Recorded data
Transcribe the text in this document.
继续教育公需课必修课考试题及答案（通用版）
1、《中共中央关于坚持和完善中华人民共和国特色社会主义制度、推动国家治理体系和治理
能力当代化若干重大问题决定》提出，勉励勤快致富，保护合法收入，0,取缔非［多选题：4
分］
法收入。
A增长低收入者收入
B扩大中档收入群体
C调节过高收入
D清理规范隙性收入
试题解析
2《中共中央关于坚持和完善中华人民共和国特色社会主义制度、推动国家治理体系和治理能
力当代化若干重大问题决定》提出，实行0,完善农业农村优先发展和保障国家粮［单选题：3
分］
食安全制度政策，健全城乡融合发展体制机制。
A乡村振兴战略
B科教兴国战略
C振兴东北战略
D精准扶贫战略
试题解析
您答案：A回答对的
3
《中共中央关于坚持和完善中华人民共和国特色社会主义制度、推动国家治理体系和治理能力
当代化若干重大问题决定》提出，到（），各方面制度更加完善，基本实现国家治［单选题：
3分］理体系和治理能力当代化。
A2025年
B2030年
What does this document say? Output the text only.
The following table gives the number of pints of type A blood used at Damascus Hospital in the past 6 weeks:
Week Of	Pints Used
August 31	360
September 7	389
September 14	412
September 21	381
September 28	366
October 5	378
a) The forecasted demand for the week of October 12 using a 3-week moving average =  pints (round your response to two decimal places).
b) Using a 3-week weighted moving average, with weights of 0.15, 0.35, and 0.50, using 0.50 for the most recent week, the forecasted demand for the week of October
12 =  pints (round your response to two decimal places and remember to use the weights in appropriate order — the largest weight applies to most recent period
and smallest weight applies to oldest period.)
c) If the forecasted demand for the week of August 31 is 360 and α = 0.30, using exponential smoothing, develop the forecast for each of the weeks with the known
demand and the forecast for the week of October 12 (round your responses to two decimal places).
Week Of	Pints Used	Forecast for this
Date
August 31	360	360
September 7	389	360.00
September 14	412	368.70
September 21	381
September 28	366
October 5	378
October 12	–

Short task: Give the records above again, word for word.

Reply to the task:
Transcribe the text in this document.
继续教育公需课必修课考试题及答案（通用版）
1、《中共中央关于坚持和完善中华人民共和国特色社会主义制度、推动国家治理体系和治理
能力当代化若干重大问题决定》提出，勉励勤快致富，保护合法收入，0,取缔非［多选题：4
分］
法收入。
A增长低收入者收入
B扩大中档收入群体
C调节过高收入
D清理规范隙性收入
试题解析
2《中共中央关于坚持和完善中华人民共和国特色社会主义制度、推动国家治理体系和治理能
力当代化若干重大问题决定》提出，实行0,完善农业农村优先发展和保障国家粮［单选题：3
分］
食安全制度政策，健全城乡融合发展体制机制。
A乡村振兴战略
B科教兴国战略
C振兴东北战略
D精准扶贫战略
试题解析
您答案：A回答对的
3
《中共中央关于坚持和完善中华人民共和国特色社会主义制度、推动国家治理体系和治理能力
当代化若干重大问题决定》提出，到（），各方面制度更加完善，基本实现国家治［单选题：
3分］理体系和治理能力当代化。
A2025年
B2030年
What does this document say? Output the text only.
The following table gives the number of pints of type A blood used at Damascus Hospital in the past 6 weeks:
Week Of	Pints Used
August 31	360
September 7	389
September 14	412
September 21	381
September 28	366
October 5	378
a) The forecasted demand for the week of October 12 using a 3-week moving average =  pints (round your response to two decimal places).
b) Using a 3-week weighted moving average, with weights of 0.15, 0.35, and 0.50, using 0.50 for the most recent week, the forecasted demand for the week of October
12 =  pints (round your response to two decimal places and remember to use the weights in appropriate order — the largest weight applies to most recent period
and smallest weight applies to oldest period.)
c) If the forecasted demand for the week of August 31 is 360 and α = 0.30, using exponential smoothing, develop the forecast for each of the weeks with the known
demand and the forecast for the week of October 12 (round your responses to two decimal places).
Week Of	Pints Used	Forecast for this
Date
August 31	360	360
September 7	389	360.00
September 14	412	368.70
September 21	381
September 28	366
October 5	378
October 12	–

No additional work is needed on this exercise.